** START **
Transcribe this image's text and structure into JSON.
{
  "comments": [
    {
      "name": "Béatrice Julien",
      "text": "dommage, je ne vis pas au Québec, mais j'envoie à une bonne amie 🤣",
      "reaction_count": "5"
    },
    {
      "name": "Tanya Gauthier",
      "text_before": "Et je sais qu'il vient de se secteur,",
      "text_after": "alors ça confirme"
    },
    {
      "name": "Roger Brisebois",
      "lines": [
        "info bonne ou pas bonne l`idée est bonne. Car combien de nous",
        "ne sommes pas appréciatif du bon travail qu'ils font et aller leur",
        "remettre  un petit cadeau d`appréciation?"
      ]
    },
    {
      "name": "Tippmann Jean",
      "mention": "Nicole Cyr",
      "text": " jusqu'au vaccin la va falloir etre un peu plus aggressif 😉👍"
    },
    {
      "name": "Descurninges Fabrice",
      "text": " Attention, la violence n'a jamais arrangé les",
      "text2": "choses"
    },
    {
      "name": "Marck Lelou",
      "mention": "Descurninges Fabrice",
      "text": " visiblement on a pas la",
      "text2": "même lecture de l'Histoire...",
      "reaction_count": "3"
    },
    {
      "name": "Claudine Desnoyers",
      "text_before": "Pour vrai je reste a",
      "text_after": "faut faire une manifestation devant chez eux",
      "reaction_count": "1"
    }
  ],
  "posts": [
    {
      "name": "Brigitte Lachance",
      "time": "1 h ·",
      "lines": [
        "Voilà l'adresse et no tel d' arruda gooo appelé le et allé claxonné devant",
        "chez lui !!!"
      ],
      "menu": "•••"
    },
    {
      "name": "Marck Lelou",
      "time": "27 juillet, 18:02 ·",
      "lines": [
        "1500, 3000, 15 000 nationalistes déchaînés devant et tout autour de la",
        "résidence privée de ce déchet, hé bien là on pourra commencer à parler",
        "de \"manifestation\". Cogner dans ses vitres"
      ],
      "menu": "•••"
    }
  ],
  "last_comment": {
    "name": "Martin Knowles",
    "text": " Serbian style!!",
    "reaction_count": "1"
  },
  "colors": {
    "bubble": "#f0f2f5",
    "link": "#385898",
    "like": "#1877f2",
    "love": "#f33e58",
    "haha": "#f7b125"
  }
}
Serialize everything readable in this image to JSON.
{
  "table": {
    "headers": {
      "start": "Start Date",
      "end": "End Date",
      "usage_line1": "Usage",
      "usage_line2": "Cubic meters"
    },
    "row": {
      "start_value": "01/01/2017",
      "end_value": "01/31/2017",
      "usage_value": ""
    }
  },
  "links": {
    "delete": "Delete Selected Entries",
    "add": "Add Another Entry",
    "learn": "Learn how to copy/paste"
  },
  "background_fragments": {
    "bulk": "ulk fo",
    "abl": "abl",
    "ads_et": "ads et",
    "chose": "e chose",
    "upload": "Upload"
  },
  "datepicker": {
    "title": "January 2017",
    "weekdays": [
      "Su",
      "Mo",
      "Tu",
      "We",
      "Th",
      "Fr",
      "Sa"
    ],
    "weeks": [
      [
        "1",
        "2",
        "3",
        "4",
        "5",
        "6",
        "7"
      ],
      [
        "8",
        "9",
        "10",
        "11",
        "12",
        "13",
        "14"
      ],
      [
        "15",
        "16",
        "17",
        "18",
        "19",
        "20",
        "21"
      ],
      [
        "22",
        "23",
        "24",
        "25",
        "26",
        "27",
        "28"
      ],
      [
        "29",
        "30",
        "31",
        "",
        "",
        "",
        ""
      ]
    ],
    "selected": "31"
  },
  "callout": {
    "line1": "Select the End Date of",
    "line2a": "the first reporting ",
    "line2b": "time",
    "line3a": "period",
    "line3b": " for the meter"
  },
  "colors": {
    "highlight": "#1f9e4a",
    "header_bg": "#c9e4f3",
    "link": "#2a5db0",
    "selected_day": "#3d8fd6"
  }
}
** END **
--- Challenge ---
Reproduce the material above exactly; please quote every line of it.

--- Completed task ---
Transcribe this image's text and structure into JSON.
{
  "comments": [
    {
      "name": "Béatrice Julien",
      "text": "dommage, je ne vis pas au Québec, mais j'envoie à une bonne amie 🤣",
      "reaction_count": "5"
    },
    {
      "name": "Tanya Gauthier",
      "text_before": "Et je sais qu'il vient de se secteur,",
      "text_after": "alors ça confirme"
    },
    {
      "name": "Roger Brisebois",
      "lines": [
        "info bonne ou pas bonne l`idée est bonne. Car combien de nous",
        "ne sommes pas appréciatif du bon travail qu'ils font et aller leur",
        "remettre  un petit cadeau d`appréciation?"
      ]
    },
    {
      "name": "Tippmann Jean",
      "mention": "Nicole Cyr",
      "text": " jusqu'au vaccin la va falloir etre un peu plus aggressif 😉👍"
    },
    {
      "name": "Descurninges Fabrice",
      "text": " Attention, la violence n'a jamais arrangé les",
      "text2": "choses"
    },
    {
      "name": "Marck Lelou",
      "mention": "Descurninges Fabrice",
      "text": " visiblement on a pas la",
      "text2": "même lecture de l'Histoire...",
      "reaction_count": "3"
    },
    {
      "name": "Claudine Desnoyers",
      "text_before": "Pour vrai je reste a",
      "text_after": "faut faire une manifestation devant chez eux",
      "reaction_count": "1"
    }
  ],
  "posts": [
    {
      "name": "Brigitte Lachance",
      "time": "1 h ·",
      "lines": [
        "Voilà l'adresse et no tel d' arruda gooo appelé le et allé claxonné devant",
        "chez lui !!!"
      ],
      "menu": "•••"
    },
    {
      "name": "Marck Lelou",
      "time": "27 juillet, 18:02 ·",
      "lines": [
        "1500, 3000, 15 000 nationalistes déchaînés devant et tout autour de la",
        "résidence privée de ce déchet, hé bien là on pourra commencer à parler",
        "de \"manifestation\". Cogner dans ses vitres"
      ],
      "menu": "•••"
    }
  ],
  "last_comment": {
    "name": "Martin Knowles",
    "text": " Serbian style!!",
    "reaction_count": "1"
  },
  "colors": {
    "bubble": "#f0f2f5",
    "link": "#385898",
    "like": "#1877f2",
    "love": "#f33e58",
    "haha": "#f7b125"
  }
}
Serialize everything readable in this image to JSON.
{
  "table": {
    "headers": {
      "start": "Start Date",
      "end": "End Date",
      "usage_line1": "Usage",
      "usage_line2": "Cubic meters"
    },
    "row": {
      "start_value": "01/01/2017",
      "end_value": "01/31/2017",
      "usage_value": ""
    }
  },
  "links": {
    "delete": "Delete Selected Entries",
    "add": "Add Another Entry",
    "learn": "Learn how to copy/paste"
  },
  "background_fragments": {
    "bulk": "ulk fo",
    "abl": "abl",
    "ads_et": "ads et",
    "chose": "e chose",
    "upload": "Upload"
  },
  "datepicker": {
    "title": "January 2017",
    "weekdays": [
      "Su",
      "Mo",
      "Tu",
      "We",
      "Th",
      "Fr",
      "Sa"
    ],
    "weeks": [
      [
        "1",
        "2",
        "3",
        "4",
        "5",
        "6",
        "7"
      ],
      [
        "8",
        "9",
        "10",
        "11",
        "12",
        "13",
        "14"
      ],
      [
        "15",
        "16",
        "17",
        "18",
        "19",
        "20",
        "21"
      ],
      [
        "22",
        "23",
        "24",
        "25",
        "26",
        "27",
        "28"
      ],
      [
        "29",
        "30",
        "31",
        "",
        "",
        "",
        ""
      ]
    ],
    "selected": "31"
  },
  "callout": {
    "line1": "Select the End Date of",
    "line2a": "the first reporting ",
    "line2b": "time",
    "line3a": "period",
    "line3b": " for the meter"
  },
  "colors": {
    "highlight": "#1f9e4a",
    "header_bg": "#c9e4f3",
    "link": "#2a5db0",
    "selected_day": "#3d8fd6"
  }
}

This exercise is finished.